To do: Each line of the records needs to come back exactly as written.

═══ Input data

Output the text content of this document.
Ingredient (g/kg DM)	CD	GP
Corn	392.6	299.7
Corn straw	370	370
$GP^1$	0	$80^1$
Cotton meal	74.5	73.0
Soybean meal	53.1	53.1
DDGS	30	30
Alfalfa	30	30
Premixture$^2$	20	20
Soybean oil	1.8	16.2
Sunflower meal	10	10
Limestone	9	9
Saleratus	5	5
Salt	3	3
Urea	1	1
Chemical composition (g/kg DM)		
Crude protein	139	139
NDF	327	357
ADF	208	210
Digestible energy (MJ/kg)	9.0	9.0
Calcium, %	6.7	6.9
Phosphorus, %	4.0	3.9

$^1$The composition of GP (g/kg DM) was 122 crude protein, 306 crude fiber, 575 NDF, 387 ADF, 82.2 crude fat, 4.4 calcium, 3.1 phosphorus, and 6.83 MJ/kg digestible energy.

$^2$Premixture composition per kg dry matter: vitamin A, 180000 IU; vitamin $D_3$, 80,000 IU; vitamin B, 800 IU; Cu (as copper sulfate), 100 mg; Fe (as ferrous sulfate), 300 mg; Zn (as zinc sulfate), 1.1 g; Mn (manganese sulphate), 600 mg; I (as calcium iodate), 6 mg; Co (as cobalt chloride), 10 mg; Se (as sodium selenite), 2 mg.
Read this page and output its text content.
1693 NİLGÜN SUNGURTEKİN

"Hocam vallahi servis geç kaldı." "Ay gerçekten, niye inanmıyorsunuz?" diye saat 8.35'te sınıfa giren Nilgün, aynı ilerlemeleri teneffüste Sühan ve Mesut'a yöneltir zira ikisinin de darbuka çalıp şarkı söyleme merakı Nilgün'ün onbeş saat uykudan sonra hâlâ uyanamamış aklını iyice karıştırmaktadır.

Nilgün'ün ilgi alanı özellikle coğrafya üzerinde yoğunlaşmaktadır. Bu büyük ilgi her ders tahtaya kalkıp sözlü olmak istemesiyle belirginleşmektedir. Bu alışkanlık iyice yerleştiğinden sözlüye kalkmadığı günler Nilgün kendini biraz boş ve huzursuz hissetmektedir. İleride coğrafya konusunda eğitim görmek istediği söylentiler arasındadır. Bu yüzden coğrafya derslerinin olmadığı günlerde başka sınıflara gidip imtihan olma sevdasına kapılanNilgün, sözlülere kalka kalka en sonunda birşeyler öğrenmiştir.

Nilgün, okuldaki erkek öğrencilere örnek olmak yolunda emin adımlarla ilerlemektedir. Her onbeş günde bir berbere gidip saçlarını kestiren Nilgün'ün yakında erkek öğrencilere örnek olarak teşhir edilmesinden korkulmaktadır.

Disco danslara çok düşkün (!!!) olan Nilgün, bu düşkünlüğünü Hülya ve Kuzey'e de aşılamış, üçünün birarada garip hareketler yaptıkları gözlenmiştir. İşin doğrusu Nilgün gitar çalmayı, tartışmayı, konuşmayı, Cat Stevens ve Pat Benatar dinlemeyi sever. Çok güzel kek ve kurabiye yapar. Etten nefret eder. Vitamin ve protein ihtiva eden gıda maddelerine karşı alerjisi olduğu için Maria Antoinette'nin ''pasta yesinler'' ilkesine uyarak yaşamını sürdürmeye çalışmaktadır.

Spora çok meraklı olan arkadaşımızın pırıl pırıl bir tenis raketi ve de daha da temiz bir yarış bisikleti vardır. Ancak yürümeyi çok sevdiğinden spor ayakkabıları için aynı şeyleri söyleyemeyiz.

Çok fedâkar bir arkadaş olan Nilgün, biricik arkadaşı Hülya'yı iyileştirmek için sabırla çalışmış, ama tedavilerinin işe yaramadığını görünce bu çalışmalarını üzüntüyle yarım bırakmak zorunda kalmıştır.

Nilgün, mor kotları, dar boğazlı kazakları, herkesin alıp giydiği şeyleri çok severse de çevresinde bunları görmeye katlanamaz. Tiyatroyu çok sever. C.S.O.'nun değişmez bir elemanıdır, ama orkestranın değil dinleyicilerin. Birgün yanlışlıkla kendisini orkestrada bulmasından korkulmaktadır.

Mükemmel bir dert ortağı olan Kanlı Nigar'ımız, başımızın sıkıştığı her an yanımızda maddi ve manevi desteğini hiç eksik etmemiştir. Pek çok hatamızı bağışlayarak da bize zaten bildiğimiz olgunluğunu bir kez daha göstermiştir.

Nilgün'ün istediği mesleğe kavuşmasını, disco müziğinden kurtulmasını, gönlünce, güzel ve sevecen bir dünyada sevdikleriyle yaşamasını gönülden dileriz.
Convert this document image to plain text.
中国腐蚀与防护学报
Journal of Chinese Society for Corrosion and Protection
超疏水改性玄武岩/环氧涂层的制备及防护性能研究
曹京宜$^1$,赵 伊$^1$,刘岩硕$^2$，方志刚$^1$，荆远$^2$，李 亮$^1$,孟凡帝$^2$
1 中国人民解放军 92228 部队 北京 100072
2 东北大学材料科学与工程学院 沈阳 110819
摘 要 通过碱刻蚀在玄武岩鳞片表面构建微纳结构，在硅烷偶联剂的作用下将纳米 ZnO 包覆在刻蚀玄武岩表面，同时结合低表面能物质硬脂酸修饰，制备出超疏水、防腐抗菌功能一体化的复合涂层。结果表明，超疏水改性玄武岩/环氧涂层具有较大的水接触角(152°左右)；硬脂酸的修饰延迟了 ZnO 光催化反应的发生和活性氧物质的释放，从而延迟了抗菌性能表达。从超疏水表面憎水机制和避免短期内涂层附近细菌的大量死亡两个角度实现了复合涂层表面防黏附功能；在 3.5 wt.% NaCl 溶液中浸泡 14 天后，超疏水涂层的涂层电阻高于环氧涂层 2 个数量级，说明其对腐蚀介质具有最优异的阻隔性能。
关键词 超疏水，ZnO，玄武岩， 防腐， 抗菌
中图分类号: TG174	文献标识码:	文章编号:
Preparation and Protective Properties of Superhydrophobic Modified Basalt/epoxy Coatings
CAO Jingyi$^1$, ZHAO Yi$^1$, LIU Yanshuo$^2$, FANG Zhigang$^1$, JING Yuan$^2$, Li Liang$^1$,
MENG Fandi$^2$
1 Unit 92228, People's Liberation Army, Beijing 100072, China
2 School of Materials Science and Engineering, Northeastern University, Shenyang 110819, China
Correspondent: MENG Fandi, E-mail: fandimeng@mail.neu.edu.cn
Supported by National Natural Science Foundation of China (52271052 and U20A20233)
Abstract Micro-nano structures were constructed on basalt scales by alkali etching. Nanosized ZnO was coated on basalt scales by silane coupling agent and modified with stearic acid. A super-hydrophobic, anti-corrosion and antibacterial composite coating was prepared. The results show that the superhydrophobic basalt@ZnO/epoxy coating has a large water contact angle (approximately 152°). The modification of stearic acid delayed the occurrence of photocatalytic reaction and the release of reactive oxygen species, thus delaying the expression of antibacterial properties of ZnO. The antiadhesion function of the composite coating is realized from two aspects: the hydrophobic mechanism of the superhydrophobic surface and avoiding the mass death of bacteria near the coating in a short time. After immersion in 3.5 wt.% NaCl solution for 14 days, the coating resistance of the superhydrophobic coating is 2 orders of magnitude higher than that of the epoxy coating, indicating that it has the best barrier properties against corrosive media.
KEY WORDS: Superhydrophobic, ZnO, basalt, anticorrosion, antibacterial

══════

Task solution:
Output the text content of this document.
Ingredient (g/kg DM)	CD	GP
Corn	392.6	299.7
Corn straw	370	370
$GP^1$	0	$80^1$
Cotton meal	74.5	73.0
Soybean meal	53.1	53.1
DDGS	30	30
Alfalfa	30	30
Premixture$^2$	20	20
Soybean oil	1.8	16.2
Sunflower meal	10	10
Limestone	9	9
Saleratus	5	5
Salt	3	3
Urea	1	1
Chemical composition (g/kg DM)		
Crude protein	139	139
NDF	327	357
ADF	208	210
Digestible energy (MJ/kg)	9.0	9.0
Calcium, %	6.7	6.9
Phosphorus, %	4.0	3.9

$^1$The composition of GP (g/kg DM) was 122 crude protein, 306 crude fiber, 575 NDF, 387 ADF, 82.2 crude fat, 4.4 calcium, 3.1 phosphorus, and 6.83 MJ/kg digestible energy.

$^2$Premixture composition per kg dry matter: vitamin A, 180000 IU; vitamin $D_3$, 80,000 IU; vitamin B, 800 IU; Cu (as copper sulfate), 100 mg; Fe (as ferrous sulfate), 300 mg; Zn (as zinc sulfate), 1.1 g; Mn (manganese sulphate), 600 mg; I (as calcium iodate), 6 mg; Co (as cobalt chloride), 10 mg; Se (as sodium selenite), 2 mg.
Read this page and output its text content.
1693 NİLGÜN SUNGURTEKİN

"Hocam vallahi servis geç kaldı." "Ay gerçekten, niye inanmıyorsunuz?" diye saat 8.35'te sınıfa giren Nilgün, aynı ilerlemeleri teneffüste Sühan ve Mesut'a yöneltir zira ikisinin de darbuka çalıp şarkı söyleme merakı Nilgün'ün onbeş saat uykudan sonra hâlâ uyanamamış aklını iyice karıştırmaktadır.

Nilgün'ün ilgi alanı özellikle coğrafya üzerinde yoğunlaşmaktadır. Bu büyük ilgi her ders tahtaya kalkıp sözlü olmak istemesiyle belirginleşmektedir. Bu alışkanlık iyice yerleştiğinden sözlüye kalkmadığı günler Nilgün kendini biraz boş ve huzursuz hissetmektedir. İleride coğrafya konusunda eğitim görmek istediği söylentiler arasındadır. Bu yüzden coğrafya derslerinin olmadığı günlerde başka sınıflara gidip imtihan olma sevdasına kapılanNilgün, sözlülere kalka kalka en sonunda birşeyler öğrenmiştir.

Nilgün, okuldaki erkek öğrencilere örnek olmak yolunda emin adımlarla ilerlemektedir. Her onbeş günde bir berbere gidip saçlarını kestiren Nilgün'ün yakında erkek öğrencilere örnek olarak teşhir edilmesinden korkulmaktadır.

Disco danslara çok düşkün (!!!) olan Nilgün, bu düşkünlüğünü Hülya ve Kuzey'e de aşılamış, üçünün birarada garip hareketler yaptıkları gözlenmiştir. İşin doğrusu Nilgün gitar çalmayı, tartışmayı, konuşmayı, Cat Stevens ve Pat Benatar dinlemeyi sever. Çok güzel kek ve kurabiye yapar. Etten nefret eder. Vitamin ve protein ihtiva eden gıda maddelerine karşı alerjisi olduğu için Maria Antoinette'nin ''pasta yesinler'' ilkesine uyarak yaşamını sürdürmeye çalışmaktadır.

Spora çok meraklı olan arkadaşımızın pırıl pırıl bir tenis raketi ve de daha da temiz bir yarış bisikleti vardır. Ancak yürümeyi çok sevdiğinden spor ayakkabıları için aynı şeyleri söyleyemeyiz.

Çok fedâkar bir arkadaş olan Nilgün, biricik arkadaşı Hülya'yı iyileştirmek için sabırla çalışmış, ama tedavilerinin işe yaramadığını görünce bu çalışmalarını üzüntüyle yarım bırakmak zorunda kalmıştır.

Nilgün, mor kotları, dar boğazlı kazakları, herkesin alıp giydiği şeyleri çok severse de çevresinde bunları görmeye katlanamaz. Tiyatroyu çok sever. C.S.O.'nun değişmez bir elemanıdır, ama orkestranın değil dinleyicilerin. Birgün yanlışlıkla kendisini orkestrada bulmasından korkulmaktadır.

Mükemmel bir dert ortağı olan Kanlı Nigar'ımız, başımızın sıkıştığı her an yanımızda maddi ve manevi desteğini hiç eksik etmemiştir. Pek çok hatamızı bağışlayarak da bize zaten bildiğimiz olgunluğunu bir kez daha göstermiştir.

Nilgün'ün istediği mesleğe kavuşmasını, disco müziğinden kurtulmasını, gönlünce, güzel ve sevecen bir dünyada sevdikleriyle yaşamasını gönülden dileriz.
Convert this document image to plain text.
中国腐蚀与防护学报
Journal of Chinese Society for Corrosion and Protection
超疏水改性玄武岩/环氧涂层的制备及防护性能研究
曹京宜$^1$,赵 伊$^1$,刘岩硕$^2$，方志刚$^1$，荆远$^2$，李 亮$^1$,孟凡帝$^2$
1 中国人民解放军 92228 部队 北京 100072
2 东北大学材料科学与工程学院 沈阳 110819
摘 要 通过碱刻蚀在玄武岩鳞片表面构建微纳结构，在硅烷偶联剂的作用下将纳米 ZnO 包覆在刻蚀玄武岩表面，同时结合低表面能物质硬脂酸修饰，制备出超疏水、防腐抗菌功能一体化的复合涂层。结果表明，超疏水改性玄武岩/环氧涂层具有较大的水接触角(152°左右)；硬脂酸的修饰延迟了 ZnO 光催化反应的发生和活性氧物质的释放，从而延迟了抗菌性能表达。从超疏水表面憎水机制和避免短期内涂层附近细菌的大量死亡两个角度实现了复合涂层表面防黏附功能；在 3.5 wt.% NaCl 溶液中浸泡 14 天后，超疏水涂层的涂层电阻高于环氧涂层 2 个数量级，说明其对腐蚀介质具有最优异的阻隔性能。
关键词 超疏水，ZnO，玄武岩， 防腐， 抗菌
中图分类号: TG174	文献标识码:	文章编号:
Preparation and Protective Properties of Superhydrophobic Modified Basalt/epoxy Coatings
CAO Jingyi$^1$, ZHAO Yi$^1$, LIU Yanshuo$^2$, FANG Zhigang$^1$, JING Yuan$^2$, Li Liang$^1$,
MENG Fandi$^2$
1 Unit 92228, People's Liberation Army, Beijing 100072, China
2 School of Materials Science and Engineering, Northeastern University, Shenyang 110819, China
Correspondent: MENG Fandi, E-mail: fandimeng@mail.neu.edu.cn
Supported by National Natural Science Foundation of China (52271052 and U20A20233)
Abstract Micro-nano structures were constructed on basalt scales by alkali etching. Nanosized ZnO was coated on basalt scales by silane coupling agent and modified with stearic acid. A super-hydrophobic, anti-corrosion and antibacterial composite coating was prepared. The results show that the superhydrophobic basalt@ZnO/epoxy coating has a large water contact angle (approximately 152°). The modification of stearic acid delayed the occurrence of photocatalytic reaction and the release of reactive oxygen species, thus delaying the expression of antibacterial properties of ZnO. The antiadhesion function of the composite coating is realized from two aspects: the hydrophobic mechanism of the superhydrophobic surface and avoiding the mass death of bacteria near the coating in a short time. After immersion in 3.5 wt.% NaCl solution for 14 days, the coating resistance of the superhydrophobic coating is 2 orders of magnitude higher than that of the epoxy coating, indicating that it has the best barrier properties against corrosive media.
KEY WORDS: Superhydrophobic, ZnO, basalt, anticorrosion, antibacterial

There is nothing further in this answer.